■ **Stated exercise A**
Write out the abstract on kernel-based one- and two-sample testing word for word, in full.
━━━ Document
Asymptotically Optimal One- and Two-Sample Testing with Kernels
Abstract
We characterize the asymptotic performance of nonparametric one- and two-sample testing. The exponential decay rate or error exponent of the type-II error probability is used as the asymptotic performance metric, and an optimal test achieves the maximum rate subject to a constant level constraint on the type-I error probability. With Sanov's theorem, we derive a sufficient condition for one-sample tests to achieve the optimal error exponent in the universal setting, i.e., for any distribution defining the alternative hypothesis. We then show that two classes of Maximum Mean Discrepancy (MMD) based tests attain the optimal type-II error exponent on $\mathbb R^d$, while the quadratic-time Kernel Stein Discrepancy (KSD) based tests achieve this optimality with an asymptotic level constraint. For general two-sample testing, however, Sanov's theorem is insufficient to obtain a similar sufficient condition. We proceed to establish an extended version of Sanov's theorem and derive an exact error exponent for the quadratic-time MMD based two-sample tests. The obtained error exponent is further shown to be optimal among all two-sample tests satisfying a given level constraint. Our work hence provides an achievability result for optimal nonparametric one- and two-sample testing in the universal setting. Application to off-line change detection and related issues are also discussed.
━━━━━━
━━━ Records for this task
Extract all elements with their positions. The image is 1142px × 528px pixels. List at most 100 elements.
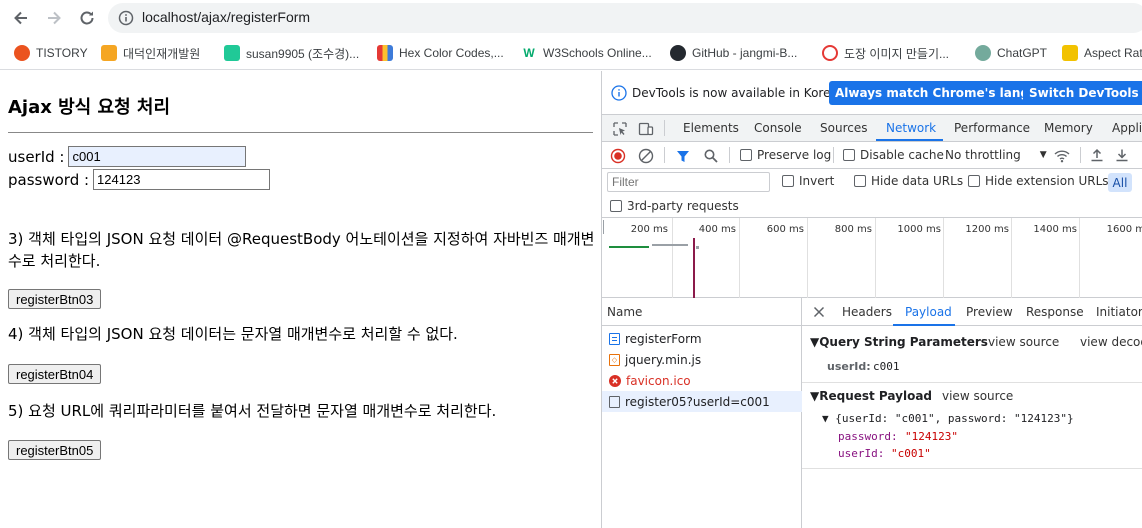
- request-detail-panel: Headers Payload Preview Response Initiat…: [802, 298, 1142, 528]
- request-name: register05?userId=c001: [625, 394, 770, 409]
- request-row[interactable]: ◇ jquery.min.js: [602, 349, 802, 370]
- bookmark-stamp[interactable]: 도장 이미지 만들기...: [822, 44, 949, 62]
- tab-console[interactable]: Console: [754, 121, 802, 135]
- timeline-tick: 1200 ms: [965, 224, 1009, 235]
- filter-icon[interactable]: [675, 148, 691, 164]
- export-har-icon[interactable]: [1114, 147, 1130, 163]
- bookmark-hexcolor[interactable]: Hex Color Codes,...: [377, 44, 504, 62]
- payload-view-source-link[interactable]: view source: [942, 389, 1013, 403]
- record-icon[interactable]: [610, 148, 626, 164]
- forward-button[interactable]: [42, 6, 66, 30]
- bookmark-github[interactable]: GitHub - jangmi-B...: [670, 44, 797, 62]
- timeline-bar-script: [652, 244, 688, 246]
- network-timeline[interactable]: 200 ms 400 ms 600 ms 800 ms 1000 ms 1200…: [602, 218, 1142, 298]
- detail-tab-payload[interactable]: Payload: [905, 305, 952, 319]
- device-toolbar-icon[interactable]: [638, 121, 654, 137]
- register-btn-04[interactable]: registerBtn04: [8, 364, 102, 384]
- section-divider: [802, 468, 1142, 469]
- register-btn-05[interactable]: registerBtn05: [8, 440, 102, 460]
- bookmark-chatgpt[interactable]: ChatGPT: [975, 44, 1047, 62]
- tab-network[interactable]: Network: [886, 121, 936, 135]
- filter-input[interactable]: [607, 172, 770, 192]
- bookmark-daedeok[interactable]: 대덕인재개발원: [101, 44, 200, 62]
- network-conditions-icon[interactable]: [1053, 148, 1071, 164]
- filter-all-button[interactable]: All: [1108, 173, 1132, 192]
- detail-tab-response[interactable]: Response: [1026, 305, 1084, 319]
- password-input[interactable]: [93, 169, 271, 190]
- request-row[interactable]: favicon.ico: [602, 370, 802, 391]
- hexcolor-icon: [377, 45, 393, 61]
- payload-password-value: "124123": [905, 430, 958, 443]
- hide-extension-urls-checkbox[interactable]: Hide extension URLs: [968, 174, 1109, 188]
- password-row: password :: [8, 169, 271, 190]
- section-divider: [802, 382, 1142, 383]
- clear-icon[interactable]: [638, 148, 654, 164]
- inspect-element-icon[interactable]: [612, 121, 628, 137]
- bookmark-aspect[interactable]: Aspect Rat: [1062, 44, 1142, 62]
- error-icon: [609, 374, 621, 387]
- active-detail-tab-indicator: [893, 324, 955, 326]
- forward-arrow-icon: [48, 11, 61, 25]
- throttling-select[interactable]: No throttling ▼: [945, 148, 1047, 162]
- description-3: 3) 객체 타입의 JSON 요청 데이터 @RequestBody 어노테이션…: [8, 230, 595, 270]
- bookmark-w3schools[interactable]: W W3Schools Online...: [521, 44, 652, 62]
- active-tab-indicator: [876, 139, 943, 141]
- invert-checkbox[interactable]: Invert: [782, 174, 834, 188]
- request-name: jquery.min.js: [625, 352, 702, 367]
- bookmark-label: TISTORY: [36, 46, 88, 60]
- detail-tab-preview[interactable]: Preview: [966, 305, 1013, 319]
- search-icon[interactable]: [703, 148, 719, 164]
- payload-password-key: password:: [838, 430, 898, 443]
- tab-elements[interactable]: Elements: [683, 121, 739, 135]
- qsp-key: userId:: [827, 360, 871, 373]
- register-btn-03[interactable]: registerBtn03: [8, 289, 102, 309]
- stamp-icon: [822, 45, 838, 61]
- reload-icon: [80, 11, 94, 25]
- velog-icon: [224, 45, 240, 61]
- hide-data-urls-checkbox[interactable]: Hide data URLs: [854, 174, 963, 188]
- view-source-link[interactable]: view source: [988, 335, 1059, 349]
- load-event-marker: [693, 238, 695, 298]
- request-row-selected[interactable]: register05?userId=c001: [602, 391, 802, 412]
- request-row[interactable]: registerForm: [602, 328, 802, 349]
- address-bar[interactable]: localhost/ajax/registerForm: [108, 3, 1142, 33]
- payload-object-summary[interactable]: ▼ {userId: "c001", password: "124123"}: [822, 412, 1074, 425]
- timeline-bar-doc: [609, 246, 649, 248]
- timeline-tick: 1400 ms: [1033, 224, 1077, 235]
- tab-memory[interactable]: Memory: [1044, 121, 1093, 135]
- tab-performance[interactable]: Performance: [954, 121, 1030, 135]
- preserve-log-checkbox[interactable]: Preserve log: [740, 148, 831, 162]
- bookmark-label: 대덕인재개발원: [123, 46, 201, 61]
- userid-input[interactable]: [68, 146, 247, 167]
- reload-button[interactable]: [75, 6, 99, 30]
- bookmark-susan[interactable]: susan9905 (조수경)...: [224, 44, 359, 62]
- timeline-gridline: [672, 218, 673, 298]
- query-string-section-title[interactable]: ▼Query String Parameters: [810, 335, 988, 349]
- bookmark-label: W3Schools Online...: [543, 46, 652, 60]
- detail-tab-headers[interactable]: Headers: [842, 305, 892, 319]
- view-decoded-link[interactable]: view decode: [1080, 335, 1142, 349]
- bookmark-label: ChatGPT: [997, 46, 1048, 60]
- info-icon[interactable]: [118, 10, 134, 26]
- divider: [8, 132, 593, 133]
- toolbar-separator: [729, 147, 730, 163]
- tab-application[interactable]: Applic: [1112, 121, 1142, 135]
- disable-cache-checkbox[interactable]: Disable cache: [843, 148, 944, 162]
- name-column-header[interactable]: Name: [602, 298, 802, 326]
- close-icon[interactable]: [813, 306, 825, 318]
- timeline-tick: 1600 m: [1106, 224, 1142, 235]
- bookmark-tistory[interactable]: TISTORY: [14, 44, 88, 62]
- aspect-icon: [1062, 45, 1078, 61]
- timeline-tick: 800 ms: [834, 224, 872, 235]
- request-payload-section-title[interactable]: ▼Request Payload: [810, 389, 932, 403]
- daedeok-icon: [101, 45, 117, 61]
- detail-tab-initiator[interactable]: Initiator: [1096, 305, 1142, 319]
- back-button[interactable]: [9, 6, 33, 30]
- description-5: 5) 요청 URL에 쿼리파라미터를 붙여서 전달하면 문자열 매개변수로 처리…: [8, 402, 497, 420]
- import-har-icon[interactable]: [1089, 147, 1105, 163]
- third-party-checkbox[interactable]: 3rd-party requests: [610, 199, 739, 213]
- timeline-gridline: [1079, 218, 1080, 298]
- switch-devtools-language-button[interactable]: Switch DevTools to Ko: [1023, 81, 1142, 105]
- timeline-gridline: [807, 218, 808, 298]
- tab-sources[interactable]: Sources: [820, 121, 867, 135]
━━━━━━
━━━ Records for this task
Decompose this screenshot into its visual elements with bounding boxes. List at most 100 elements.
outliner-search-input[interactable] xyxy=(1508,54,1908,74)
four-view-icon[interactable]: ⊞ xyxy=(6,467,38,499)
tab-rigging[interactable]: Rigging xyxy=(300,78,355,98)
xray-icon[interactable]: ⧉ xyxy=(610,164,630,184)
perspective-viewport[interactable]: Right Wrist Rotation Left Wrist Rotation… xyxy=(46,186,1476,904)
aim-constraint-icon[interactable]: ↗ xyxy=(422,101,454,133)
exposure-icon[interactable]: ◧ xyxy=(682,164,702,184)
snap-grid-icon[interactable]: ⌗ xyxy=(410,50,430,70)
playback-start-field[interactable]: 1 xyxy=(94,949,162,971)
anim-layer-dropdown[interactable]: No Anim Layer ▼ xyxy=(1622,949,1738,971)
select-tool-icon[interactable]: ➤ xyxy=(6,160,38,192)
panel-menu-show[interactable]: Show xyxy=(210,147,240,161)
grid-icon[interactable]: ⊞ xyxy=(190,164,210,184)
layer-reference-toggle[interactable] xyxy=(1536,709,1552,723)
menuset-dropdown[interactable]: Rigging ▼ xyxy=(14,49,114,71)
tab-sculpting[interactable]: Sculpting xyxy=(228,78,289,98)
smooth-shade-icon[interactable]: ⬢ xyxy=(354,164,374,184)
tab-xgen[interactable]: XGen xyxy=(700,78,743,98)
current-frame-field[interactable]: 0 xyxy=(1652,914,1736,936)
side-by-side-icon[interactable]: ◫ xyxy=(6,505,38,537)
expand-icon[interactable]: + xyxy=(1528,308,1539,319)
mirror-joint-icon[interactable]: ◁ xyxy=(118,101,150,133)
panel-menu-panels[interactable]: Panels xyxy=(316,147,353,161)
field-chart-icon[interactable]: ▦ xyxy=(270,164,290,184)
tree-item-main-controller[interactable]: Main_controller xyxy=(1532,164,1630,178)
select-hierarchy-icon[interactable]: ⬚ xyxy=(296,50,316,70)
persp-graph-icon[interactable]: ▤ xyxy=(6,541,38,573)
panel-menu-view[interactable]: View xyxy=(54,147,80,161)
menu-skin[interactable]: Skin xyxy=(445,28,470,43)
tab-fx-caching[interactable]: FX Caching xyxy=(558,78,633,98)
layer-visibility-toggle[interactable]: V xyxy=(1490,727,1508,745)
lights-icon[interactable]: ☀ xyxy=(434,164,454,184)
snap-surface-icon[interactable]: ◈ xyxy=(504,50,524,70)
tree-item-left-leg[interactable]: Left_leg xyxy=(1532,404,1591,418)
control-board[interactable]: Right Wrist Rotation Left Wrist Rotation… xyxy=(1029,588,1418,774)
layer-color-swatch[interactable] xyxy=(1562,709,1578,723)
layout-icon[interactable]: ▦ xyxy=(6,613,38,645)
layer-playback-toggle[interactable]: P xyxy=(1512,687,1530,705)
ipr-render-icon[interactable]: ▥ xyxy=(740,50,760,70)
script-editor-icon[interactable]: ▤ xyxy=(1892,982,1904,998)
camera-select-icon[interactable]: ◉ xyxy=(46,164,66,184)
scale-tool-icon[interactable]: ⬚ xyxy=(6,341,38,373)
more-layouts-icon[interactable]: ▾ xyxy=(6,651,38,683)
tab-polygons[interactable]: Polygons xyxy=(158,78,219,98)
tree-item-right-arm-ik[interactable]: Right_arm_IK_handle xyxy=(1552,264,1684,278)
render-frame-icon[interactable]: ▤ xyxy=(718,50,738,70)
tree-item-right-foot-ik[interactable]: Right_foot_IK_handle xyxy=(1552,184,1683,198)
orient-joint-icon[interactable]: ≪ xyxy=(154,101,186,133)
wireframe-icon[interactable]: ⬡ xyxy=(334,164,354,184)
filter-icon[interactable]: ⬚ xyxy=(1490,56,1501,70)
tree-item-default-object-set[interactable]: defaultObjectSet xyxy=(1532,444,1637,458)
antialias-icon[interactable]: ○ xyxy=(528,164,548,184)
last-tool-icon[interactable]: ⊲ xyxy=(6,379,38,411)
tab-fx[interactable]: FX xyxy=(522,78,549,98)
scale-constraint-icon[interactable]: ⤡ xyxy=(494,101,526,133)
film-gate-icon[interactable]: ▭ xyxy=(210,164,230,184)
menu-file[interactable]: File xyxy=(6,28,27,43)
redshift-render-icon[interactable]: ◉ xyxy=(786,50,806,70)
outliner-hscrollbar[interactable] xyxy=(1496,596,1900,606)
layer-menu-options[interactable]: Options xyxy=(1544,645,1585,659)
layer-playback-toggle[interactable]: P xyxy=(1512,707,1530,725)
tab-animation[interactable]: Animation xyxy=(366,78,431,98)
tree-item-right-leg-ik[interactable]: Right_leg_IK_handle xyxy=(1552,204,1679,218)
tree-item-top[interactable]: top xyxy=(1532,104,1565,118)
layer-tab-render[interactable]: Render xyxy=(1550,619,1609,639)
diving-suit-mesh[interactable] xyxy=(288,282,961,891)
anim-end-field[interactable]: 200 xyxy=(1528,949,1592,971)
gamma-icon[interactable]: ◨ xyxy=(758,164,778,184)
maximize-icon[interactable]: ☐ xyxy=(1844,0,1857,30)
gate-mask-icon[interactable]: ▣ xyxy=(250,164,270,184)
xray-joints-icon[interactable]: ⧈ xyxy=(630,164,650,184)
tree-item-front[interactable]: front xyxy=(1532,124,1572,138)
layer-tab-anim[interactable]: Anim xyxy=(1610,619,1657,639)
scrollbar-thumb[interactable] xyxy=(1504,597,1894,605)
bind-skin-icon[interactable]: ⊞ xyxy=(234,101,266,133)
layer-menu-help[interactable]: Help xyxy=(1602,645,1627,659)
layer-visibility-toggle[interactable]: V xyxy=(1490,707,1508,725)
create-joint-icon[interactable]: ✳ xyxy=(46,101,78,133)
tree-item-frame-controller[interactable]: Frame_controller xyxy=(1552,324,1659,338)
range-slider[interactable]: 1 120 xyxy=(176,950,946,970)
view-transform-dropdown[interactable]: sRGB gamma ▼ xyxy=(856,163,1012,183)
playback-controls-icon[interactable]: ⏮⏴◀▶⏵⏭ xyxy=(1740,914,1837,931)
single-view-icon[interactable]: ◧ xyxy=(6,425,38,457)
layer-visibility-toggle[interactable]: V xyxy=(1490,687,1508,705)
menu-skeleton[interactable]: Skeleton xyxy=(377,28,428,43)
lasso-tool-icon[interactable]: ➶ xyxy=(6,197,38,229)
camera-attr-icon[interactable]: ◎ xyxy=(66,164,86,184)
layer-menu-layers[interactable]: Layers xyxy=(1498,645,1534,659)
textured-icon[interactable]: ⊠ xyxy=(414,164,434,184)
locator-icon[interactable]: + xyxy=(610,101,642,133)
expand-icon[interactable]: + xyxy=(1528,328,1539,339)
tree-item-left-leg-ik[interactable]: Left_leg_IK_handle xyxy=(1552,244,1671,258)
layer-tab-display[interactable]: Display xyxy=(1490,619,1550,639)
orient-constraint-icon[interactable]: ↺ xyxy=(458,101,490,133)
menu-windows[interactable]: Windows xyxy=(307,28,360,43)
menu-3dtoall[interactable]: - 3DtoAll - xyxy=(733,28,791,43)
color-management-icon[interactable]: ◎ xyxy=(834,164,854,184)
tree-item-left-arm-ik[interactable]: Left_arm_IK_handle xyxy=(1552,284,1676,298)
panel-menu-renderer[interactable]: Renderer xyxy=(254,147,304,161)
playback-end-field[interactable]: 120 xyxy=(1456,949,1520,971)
━━━━━━
■ **Stated exercise B**
From the records, give again word for word the lines running from the one containing "- request-detail-panel: Headers" through the one containing "- timeline-tick: 1200", with both of those lines included.

■ **Reply A**
Asymptotically Optimal One- and Two-Sample Testing with Kernels
Abstract
We characterize the asymptotic performance of nonparametric one- and two-sample testing. The exponential decay rate or error exponent of the type-II error probability is used as the asymptotic performance metric, and an optimal test achieves the maximum rate subject to a constant level constraint on the type-I error probability. With Sanov's theorem, we derive a sufficient condition for one-sample tests to achieve the optimal error exponent in the universal setting, i.e., for any distribution defining the alternative hypothesis. We then show that two classes of Maximum Mean Discrepancy (MMD) based tests attain the optimal type-II error exponent on $\mathbb R^d$, while the quadratic-time Kernel Stein Discrepancy (KSD) based tests achieve this optimality with an asymptotic level constraint. For general two-sample testing, however, Sanov's theorem is insufficient to obtain a similar sufficient condition. We proceed to establish an extended version of Sanov's theorem and derive an exact error exponent for the quadratic-time MMD based two-sample tests. The obtained error exponent is further shown to be optimal among all two-sample tests satisfying a given level constraint. Our work hence provides an achievability result for optimal nonparametric one- and two-sample testing in the universal setting. Application to off-line change detection and related issues are also discussed.

■ **Reply B**
- request-detail-panel: Headers Payload Preview Response Initiat…: [802, 298, 1142, 528]
- request-name: register05?userId=c001: [625, 394, 770, 409]
- request-row[interactable]: ◇ jquery.min.js: [602, 349, 802, 370]
- bookmark-stamp[interactable]: 도장 이미지 만들기...: [822, 44, 949, 62]
- tab-console[interactable]: Console: [754, 121, 802, 135]
- timeline-tick: 1200 ms: [965, 224, 1009, 235]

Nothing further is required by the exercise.